*WRITTEN PROBLEM 1*:
Do the following statements agree with the forum thread below on yellowing card stock? For each, answer yes or no and quote the words of the thread that decide it.
(a) Hertz van Rental proposes scorching the card stock.
(b) mysteryscribe says the card and the envelope both need to be ivory to match.
(c) niccig says spraying walnut ink on the paper leaves it soaked.

*PASSAGE TO READ*:
________________
# hertz or others help



## mysteryscribe (Jun 13, 2006)

I need to yellow some card stock to make aged retro prints via a laser printer. I don't want to wet and dry it because it is a pain to get it flat again. Is there a light i can put it under or a light spray that will do it. I was thinking maybe a spray on oak colored poly or something like it. Any ideas.

Only think I could find on google was to soak it in coffee and tea but I knew that also know about print wash but both cause the paper to curl.


----------



## terri (Jun 13, 2006)

Have you looked at available artist's grade papers at an art supply store? I'm talking about the larger sheets you have to cut down. I've seen them come in all kinds of colors and weights.


----------



## mysteryscribe (Jun 14, 2006)

To have the card and the envelope match they need to both be white.  

The two ivory colors are too far apart.  So I want to make the card. fold it over, and then just age the quarter panel with the photo.  I need to just yellow it a bit.  Printing it tinted is too expensive for novelty cards with so small a demand.


----------



## Hertz van Rental (Jun 14, 2006)

Best thing I can think of is to scorch it. Try a heat source or put it near to 100W bulb. Possibly use a hot iron. Another chance to experiment.
Otherwise I would suggest using an airbrush with Raw Sienna or Umber watercolour.


----------



## mysteryscribe (Jun 14, 2006)

heats an idea...

I flashed on something a while a ago. I sprayed it with clearcoat to help the print stay on. What hit me was if i had some kind of yellow dust i could blow in the air while it was still tacky might work. Im going to have to give it a shot i guess. I was hoping you knew a slightly yellow spray like a the old laquor was.

Anyway thanks Hertz.

I might try a strong light box for a few seconds to see what will happen. Too bad I have no idea where to buy sulfur powder these days. That blown onto the tacky surface might do the trick.

Wonder what would happen if i coated it with bees wax...


----------



## mysteryscribe (Jun 14, 2006)

Hey how about iodine fumes?


----------



## niccig (Jun 14, 2006)

In scrapbooking, "distressing" is pretty popular. Most scrapbook stores or craft stores sell chalks (they look kind of like in ink pad, but are chalk) that could be crushed up and used as the yellow dust you mentioned. Or you could seriously water down some acrylic paint and brush a light coat on there. Another product that we scrappers use a lot for aging paper is walnut ink:

http://www.joann.com/catalog.jhtml?CATID=82494&PRODID=90403&source=search

You just sort of spritz it on lightly. The paper doesn't get soaked, so it shouldn't curl.
For that matter, you could brew some weak tea and spray it on yourself with a spray bottle from the dollar store - almost free!
________________
*DATA SHOWN*:
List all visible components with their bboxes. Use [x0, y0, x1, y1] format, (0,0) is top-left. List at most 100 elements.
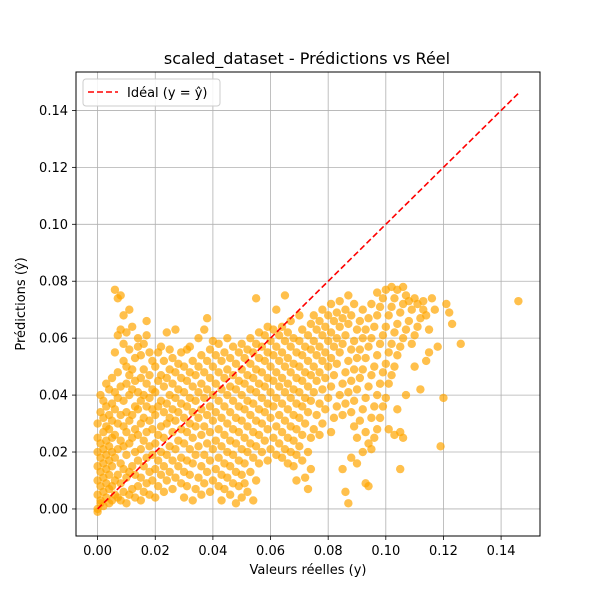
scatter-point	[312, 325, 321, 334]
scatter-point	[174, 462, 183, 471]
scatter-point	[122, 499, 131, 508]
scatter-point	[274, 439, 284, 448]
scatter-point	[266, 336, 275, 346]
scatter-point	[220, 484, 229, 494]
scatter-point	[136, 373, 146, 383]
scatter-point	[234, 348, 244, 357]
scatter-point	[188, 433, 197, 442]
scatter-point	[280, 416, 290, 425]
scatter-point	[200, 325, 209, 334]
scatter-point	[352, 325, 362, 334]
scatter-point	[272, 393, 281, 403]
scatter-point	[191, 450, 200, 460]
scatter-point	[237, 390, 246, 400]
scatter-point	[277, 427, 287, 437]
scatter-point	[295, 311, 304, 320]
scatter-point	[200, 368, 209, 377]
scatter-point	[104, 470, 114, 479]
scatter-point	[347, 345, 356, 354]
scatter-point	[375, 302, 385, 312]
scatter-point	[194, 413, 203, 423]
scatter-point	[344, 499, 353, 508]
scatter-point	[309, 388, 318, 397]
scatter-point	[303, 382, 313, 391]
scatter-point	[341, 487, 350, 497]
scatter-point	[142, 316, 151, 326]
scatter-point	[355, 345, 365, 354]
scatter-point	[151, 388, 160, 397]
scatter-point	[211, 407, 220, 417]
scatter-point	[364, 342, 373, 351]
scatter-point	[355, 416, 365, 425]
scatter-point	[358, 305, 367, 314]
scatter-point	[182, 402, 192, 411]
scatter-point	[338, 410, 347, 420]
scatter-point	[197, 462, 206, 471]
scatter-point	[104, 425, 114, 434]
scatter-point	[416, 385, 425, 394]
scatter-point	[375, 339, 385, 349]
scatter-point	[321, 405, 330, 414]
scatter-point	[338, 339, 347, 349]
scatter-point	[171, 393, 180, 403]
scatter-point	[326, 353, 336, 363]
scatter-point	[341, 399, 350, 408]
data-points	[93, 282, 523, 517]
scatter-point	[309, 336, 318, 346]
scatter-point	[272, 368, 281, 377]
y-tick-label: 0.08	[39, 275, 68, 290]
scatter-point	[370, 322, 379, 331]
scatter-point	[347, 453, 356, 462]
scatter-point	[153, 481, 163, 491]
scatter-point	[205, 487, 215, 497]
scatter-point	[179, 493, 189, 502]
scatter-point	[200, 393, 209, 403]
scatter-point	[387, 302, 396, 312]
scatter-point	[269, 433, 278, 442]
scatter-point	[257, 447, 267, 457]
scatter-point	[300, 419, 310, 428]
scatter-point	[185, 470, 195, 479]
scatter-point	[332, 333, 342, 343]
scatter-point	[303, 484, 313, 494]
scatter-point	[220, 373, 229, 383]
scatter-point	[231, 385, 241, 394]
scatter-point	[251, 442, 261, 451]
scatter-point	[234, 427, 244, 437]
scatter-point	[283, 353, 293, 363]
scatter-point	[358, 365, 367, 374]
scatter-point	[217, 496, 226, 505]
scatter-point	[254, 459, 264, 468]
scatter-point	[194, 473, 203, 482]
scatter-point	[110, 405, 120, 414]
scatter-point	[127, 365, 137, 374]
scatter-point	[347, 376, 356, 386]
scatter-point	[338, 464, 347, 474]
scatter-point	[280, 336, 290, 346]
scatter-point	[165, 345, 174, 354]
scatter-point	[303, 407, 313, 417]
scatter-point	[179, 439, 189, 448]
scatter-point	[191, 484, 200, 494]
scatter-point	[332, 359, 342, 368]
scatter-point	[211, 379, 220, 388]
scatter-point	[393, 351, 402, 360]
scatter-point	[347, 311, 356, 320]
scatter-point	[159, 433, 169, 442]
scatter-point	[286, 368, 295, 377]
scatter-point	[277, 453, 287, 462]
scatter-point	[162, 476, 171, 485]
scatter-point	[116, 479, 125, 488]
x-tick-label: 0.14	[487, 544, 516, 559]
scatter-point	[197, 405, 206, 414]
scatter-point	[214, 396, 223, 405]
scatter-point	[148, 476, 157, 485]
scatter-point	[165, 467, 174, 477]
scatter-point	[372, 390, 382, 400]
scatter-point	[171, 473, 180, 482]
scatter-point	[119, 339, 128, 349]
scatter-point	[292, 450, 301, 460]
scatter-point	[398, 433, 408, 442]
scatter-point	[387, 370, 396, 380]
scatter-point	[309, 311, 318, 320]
________________
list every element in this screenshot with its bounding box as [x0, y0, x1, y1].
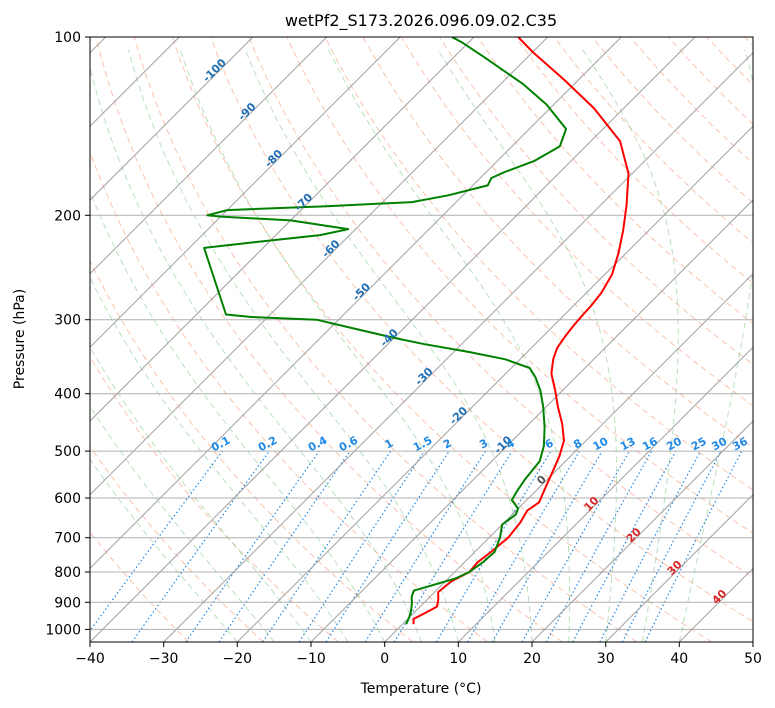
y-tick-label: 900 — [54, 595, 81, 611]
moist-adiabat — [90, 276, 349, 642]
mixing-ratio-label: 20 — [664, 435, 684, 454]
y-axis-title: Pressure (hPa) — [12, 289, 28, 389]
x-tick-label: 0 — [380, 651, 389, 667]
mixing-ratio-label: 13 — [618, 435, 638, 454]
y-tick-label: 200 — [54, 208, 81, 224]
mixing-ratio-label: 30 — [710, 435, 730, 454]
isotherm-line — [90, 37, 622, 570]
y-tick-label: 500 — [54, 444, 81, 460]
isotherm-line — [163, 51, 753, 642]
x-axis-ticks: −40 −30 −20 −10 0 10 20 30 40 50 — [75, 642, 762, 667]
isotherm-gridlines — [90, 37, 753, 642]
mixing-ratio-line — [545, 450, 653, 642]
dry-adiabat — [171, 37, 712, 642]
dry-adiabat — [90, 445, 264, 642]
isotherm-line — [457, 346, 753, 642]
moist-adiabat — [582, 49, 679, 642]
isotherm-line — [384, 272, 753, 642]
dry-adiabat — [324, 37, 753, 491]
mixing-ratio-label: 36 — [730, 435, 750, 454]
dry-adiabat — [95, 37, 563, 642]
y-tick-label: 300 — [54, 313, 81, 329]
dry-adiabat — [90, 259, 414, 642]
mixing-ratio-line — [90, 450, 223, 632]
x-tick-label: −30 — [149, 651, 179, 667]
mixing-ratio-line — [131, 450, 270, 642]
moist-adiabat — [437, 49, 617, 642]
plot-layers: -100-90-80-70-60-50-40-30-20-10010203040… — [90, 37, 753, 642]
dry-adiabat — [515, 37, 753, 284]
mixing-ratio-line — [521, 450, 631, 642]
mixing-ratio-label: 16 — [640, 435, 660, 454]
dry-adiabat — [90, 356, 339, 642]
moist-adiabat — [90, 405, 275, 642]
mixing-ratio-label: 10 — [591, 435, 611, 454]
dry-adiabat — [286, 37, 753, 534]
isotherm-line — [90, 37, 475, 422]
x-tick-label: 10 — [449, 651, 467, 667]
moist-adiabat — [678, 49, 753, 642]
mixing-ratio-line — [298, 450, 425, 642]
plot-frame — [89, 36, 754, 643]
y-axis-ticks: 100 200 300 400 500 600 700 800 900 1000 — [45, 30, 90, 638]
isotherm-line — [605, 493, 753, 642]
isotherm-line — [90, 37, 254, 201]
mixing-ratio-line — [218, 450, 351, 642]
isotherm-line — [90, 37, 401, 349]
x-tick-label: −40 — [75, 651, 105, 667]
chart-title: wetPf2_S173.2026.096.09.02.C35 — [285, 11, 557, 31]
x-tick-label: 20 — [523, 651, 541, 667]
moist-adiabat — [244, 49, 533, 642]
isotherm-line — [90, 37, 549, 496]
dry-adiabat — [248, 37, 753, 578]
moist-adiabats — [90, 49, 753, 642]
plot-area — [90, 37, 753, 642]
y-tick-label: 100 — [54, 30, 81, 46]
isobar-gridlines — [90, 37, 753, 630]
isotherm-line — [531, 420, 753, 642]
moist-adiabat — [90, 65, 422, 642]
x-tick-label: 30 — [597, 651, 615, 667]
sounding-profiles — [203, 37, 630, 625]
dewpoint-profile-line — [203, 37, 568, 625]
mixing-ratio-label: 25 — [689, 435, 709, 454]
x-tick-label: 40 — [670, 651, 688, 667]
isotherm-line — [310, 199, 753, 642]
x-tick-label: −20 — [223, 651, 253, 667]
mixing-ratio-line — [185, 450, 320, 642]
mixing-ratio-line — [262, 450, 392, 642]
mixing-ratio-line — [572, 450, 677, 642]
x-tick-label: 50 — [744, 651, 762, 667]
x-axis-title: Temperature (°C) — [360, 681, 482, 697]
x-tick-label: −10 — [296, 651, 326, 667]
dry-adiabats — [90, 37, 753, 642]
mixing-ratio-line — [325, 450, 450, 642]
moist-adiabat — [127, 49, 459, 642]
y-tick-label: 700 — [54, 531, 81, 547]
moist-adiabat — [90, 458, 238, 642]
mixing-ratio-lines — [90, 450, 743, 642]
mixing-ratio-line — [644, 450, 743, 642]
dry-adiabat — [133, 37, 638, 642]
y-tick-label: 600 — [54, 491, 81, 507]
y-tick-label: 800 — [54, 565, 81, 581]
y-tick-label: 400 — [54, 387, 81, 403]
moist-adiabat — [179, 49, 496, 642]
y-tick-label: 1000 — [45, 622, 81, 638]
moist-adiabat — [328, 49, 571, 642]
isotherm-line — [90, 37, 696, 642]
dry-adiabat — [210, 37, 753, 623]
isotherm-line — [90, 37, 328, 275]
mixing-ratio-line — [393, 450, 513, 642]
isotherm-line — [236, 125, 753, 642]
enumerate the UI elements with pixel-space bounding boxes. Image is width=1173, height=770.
________________
*WRITTEN PROBLEM 2*:
In the rows, take the lines from the line with "y-tick-label: 900 — [54, 595, 81, 611]" up to and including the line with "dry-adiabat — [95, 37, 563, 642]" and substitute "saturated-adiabat" for "moist-adiabat". Give only those lines again, with nothing else changed.

*WRITTEN RESPONSE 1*:
(a) Yes: "Best thing I can think of is to scorch it."
(b) No: "To have the card and the envelope match they need to both be white."
(c) No: "The paper doesn't get soaked, so it shouldn't curl."

*WRITTEN RESPONSE 2*:
y-tick-label: 900 — [54, 595, 81, 611]
saturated-adiabat — [90, 276, 349, 642]
mixing-ratio-label: 20 — [664, 435, 684, 454]
y-axis-title: Pressure (hPa) — [12, 289, 28, 389]
x-tick-label: 0 — [380, 651, 389, 667]
mixing-ratio-label: 13 — [618, 435, 638, 454]
y-tick-label: 200 — [54, 208, 81, 224]
mixing-ratio-label: 30 — [710, 435, 730, 454]
isotherm-line — [90, 37, 622, 570]
y-tick-label: 500 — [54, 444, 81, 460]
isotherm-line — [163, 51, 753, 642]
x-axis-ticks: −40 −30 −20 −10 0 10 20 30 40 50 — [75, 642, 762, 667]
isotherm-gridlines — [90, 37, 753, 642]
mixing-ratio-line — [545, 450, 653, 642]
dry-adiabat — [171, 37, 712, 642]
dry-adiabat — [90, 445, 264, 642]
isotherm-line — [457, 346, 753, 642]
saturated-adiabat — [582, 49, 679, 642]
isotherm-line — [384, 272, 753, 642]
dry-adiabat — [324, 37, 753, 491]
mixing-ratio-label: 36 — [730, 435, 750, 454]
dry-adiabat — [95, 37, 563, 642]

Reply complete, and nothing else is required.